» WHAT IS REQUIRED:
Locate the lines that hold the string "minum". Copy every such line.

» DATA ENTRIES:
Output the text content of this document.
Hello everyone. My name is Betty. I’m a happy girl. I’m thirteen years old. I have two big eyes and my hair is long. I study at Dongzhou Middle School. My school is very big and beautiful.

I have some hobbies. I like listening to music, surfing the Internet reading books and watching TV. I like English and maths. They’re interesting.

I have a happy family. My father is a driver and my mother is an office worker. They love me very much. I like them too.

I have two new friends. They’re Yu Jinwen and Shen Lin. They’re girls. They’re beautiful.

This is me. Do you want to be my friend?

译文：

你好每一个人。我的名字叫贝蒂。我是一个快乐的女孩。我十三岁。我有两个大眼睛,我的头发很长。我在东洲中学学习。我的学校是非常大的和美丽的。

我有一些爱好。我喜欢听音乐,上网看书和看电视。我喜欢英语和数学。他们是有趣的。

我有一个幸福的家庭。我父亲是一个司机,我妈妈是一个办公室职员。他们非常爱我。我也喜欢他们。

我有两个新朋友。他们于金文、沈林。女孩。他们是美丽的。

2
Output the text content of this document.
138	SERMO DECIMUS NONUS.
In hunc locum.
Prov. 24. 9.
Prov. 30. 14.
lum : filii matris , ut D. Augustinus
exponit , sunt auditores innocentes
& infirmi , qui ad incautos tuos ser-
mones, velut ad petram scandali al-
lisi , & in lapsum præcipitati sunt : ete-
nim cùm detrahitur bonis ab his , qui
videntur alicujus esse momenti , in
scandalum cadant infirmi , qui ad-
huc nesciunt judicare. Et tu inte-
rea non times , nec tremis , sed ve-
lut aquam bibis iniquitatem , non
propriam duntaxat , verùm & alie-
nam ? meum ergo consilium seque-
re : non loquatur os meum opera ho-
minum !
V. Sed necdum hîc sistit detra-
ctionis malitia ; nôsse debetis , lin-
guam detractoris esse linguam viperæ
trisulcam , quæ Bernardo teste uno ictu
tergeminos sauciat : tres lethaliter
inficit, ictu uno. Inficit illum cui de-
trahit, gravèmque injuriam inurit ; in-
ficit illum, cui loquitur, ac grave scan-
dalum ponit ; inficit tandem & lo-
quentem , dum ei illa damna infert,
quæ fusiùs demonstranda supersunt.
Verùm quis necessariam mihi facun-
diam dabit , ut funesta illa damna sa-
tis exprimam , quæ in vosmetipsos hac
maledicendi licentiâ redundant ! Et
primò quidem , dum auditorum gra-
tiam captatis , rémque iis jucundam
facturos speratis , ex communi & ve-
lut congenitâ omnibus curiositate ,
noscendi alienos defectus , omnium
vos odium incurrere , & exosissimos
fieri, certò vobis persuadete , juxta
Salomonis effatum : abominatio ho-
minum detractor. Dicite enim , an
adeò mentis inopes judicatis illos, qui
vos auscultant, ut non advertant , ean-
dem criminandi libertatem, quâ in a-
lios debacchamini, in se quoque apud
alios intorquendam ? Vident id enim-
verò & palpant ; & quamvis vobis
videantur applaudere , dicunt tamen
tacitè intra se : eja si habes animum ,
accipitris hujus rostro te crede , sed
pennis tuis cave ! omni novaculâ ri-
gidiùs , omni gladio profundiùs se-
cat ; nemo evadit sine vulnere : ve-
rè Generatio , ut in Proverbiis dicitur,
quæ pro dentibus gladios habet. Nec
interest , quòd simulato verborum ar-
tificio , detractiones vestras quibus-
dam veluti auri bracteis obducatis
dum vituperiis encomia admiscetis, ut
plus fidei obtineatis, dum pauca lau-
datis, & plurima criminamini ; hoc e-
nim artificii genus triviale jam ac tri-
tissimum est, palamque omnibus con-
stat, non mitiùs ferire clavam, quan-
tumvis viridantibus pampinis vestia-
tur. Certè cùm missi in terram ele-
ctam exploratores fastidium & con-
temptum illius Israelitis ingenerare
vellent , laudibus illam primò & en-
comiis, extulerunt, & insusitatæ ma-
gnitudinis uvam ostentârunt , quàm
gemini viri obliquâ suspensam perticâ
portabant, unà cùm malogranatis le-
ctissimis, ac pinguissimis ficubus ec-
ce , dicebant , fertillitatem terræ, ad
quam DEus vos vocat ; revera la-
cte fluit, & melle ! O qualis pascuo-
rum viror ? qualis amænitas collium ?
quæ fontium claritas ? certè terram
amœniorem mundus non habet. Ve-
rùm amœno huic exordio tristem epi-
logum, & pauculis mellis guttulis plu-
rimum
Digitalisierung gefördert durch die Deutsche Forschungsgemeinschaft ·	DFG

» TASK RESPONSE:
minum !
minum detractor. Dicite enim , an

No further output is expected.